(Entries with figure data)
######
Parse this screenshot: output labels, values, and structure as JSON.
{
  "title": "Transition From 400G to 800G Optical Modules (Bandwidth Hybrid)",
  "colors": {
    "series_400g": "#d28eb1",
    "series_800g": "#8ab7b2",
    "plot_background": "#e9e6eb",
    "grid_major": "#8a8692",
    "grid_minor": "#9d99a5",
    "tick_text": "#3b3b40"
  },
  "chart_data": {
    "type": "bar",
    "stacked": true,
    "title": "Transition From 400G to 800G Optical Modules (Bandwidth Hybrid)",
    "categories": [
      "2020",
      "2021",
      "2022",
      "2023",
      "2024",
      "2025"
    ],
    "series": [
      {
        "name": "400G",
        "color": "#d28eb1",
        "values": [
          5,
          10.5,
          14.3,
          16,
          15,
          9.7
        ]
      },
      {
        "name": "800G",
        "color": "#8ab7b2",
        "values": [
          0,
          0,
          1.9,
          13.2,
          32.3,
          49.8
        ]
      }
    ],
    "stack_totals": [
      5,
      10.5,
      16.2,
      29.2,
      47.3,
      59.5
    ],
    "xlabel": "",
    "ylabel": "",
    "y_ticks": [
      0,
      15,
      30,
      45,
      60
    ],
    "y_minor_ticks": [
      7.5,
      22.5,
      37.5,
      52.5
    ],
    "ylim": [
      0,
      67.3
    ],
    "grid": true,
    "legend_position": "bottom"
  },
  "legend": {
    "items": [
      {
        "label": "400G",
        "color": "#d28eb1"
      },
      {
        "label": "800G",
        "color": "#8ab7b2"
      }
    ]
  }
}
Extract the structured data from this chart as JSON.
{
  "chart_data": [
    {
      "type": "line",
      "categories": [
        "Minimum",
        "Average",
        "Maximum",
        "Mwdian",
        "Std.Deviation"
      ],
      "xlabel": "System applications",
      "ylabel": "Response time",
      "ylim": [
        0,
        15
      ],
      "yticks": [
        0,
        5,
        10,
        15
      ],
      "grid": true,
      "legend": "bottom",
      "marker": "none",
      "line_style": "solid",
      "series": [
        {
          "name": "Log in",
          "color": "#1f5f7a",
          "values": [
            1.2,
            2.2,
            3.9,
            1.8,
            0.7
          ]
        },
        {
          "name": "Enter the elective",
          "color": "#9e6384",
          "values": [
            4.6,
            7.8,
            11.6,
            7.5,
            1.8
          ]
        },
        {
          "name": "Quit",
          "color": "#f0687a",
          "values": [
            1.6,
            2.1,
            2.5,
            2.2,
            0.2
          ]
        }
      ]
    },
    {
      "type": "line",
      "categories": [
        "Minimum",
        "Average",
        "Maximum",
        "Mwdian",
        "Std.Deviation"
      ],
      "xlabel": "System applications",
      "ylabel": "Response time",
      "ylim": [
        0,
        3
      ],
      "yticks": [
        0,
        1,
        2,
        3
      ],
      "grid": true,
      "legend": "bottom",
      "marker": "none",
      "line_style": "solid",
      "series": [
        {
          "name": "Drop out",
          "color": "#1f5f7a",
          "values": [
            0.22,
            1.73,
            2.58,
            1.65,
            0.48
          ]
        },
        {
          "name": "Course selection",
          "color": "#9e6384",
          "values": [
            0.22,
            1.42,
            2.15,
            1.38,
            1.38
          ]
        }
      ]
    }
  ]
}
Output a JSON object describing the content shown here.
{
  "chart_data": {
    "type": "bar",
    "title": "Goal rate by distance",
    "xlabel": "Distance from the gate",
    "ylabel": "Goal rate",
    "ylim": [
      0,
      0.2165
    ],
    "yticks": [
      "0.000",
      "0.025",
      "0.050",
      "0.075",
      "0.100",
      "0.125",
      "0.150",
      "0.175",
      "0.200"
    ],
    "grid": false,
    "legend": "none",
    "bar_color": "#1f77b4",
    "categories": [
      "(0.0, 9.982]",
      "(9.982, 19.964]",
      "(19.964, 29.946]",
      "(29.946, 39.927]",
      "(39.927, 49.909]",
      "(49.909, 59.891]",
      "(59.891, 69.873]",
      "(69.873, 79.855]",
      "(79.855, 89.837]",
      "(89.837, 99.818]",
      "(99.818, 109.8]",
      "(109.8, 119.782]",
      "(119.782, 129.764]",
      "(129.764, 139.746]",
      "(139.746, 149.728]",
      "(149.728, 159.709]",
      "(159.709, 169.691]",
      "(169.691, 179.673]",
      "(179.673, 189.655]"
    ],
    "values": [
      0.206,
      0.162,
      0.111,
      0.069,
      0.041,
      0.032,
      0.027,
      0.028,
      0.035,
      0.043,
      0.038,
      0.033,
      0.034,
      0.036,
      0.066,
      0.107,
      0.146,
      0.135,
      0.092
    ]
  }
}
######
### What to do
Transcribe every entry word for word.

### Exercise response
Parse this screenshot: output labels, values, and structure as JSON.
{
  "title": "Transition From 400G to 800G Optical Modules (Bandwidth Hybrid)",
  "colors": {
    "series_400g": "#d28eb1",
    "series_800g": "#8ab7b2",
    "plot_background": "#e9e6eb",
    "grid_major": "#8a8692",
    "grid_minor": "#9d99a5",
    "tick_text": "#3b3b40"
  },
  "chart_data": {
    "type": "bar",
    "stacked": true,
    "title": "Transition From 400G to 800G Optical Modules (Bandwidth Hybrid)",
    "categories": [
      "2020",
      "2021",
      "2022",
      "2023",
      "2024",
      "2025"
    ],
    "series": [
      {
        "name": "400G",
        "color": "#d28eb1",
        "values": [
          5,
          10.5,
          14.3,
          16,
          15,
          9.7
        ]
      },
      {
        "name": "800G",
        "color": "#8ab7b2",
        "values": [
          0,
          0,
          1.9,
          13.2,
          32.3,
          49.8
        ]
      }
    ],
    "stack_totals": [
      5,
      10.5,
      16.2,
      29.2,
      47.3,
      59.5
    ],
    "xlabel": "",
    "ylabel": "",
    "y_ticks": [
      0,
      15,
      30,
      45,
      60
    ],
    "y_minor_ticks": [
      7.5,
      22.5,
      37.5,
      52.5
    ],
    "ylim": [
      0,
      67.3
    ],
    "grid": true,
    "legend_position": "bottom"
  },
  "legend": {
    "items": [
      {
        "label": "400G",
        "color": "#d28eb1"
      },
      {
        "label": "800G",
        "color": "#8ab7b2"
      }
    ]
  }
}
Extract the structured data from this chart as JSON.
{
  "chart_data": [
    {
      "type": "line",
      "categories": [
        "Minimum",
        "Average",
        "Maximum",
        "Mwdian",
        "Std.Deviation"
      ],
      "xlabel": "System applications",
      "ylabel": "Response time",
      "ylim": [
        0,
        15
      ],
      "yticks": [
        0,
        5,
        10,
        15
      ],
      "grid": true,
      "legend": "bottom",
      "marker": "none",
      "line_style": "solid",
      "series": [
        {
          "name": "Log in",
          "color": "#1f5f7a",
          "values": [
            1.2,
            2.2,
            3.9,
            1.8,
            0.7
          ]
        },
        {
          "name": "Enter the elective",
          "color": "#9e6384",
          "values": [
            4.6,
            7.8,
            11.6,
            7.5,
            1.8
          ]
        },
        {
          "name": "Quit",
          "color": "#f0687a",
          "values": [
            1.6,
            2.1,
            2.5,
            2.2,
            0.2
          ]
        }
      ]
    },
    {
      "type": "line",
      "categories": [
        "Minimum",
        "Average",
        "Maximum",
        "Mwdian",
        "Std.Deviation"
      ],
      "xlabel": "System applications",
      "ylabel": "Response time",
      "ylim": [
        0,
        3
      ],
      "yticks": [
        0,
        1,
        2,
        3
      ],
      "grid": true,
      "legend": "bottom",
      "marker": "none",
      "line_style": "solid",
      "series": [
        {
          "name": "Drop out",
          "color": "#1f5f7a",
          "values": [
            0.22,
            1.73,
            2.58,
            1.65,
            0.48
          ]
        },
        {
          "name": "Course selection",
          "color": "#9e6384",
          "values": [
            0.22,
            1.42,
            2.15,
            1.38,
            1.38
          ]
        }
      ]
    }
  ]
}
Output a JSON object describing the content shown here.
{
  "chart_data": {
    "type": "bar",
    "title": "Goal rate by distance",
    "xlabel": "Distance from the gate",
    "ylabel": "Goal rate",
    "ylim": [
      0,
      0.2165
    ],
    "yticks": [
      "0.000",
      "0.025",
      "0.050",
      "0.075",
      "0.100",
      "0.125",
      "0.150",
      "0.175",
      "0.200"
    ],
    "grid": false,
    "legend": "none",
    "bar_color": "#1f77b4",
    "categories": [
      "(0.0, 9.982]",
      "(9.982, 19.964]",
      "(19.964, 29.946]",
      "(29.946, 39.927]",
      "(39.927, 49.909]",
      "(49.909, 59.891]",
      "(59.891, 69.873]",
      "(69.873, 79.855]",
      "(79.855, 89.837]",
      "(89.837, 99.818]",
      "(99.818, 109.8]",
      "(109.8, 119.782]",
      "(119.782, 129.764]",
      "(129.764, 139.746]",
      "(139.746, 149.728]",
      "(149.728, 159.709]",
      "(159.709, 169.691]",
      "(169.691, 179.673]",
      "(179.673, 189.655]"
    ],
    "values": [
      0.206,
      0.162,
      0.111,
      0.069,
      0.041,
      0.032,
      0.027,
      0.028,
      0.035,
      0.043,
      0.038,
      0.033,
      0.034,
      0.036,
      0.066,
      0.107,
      0.146,
      0.135,
      0.092
    ]
  }
}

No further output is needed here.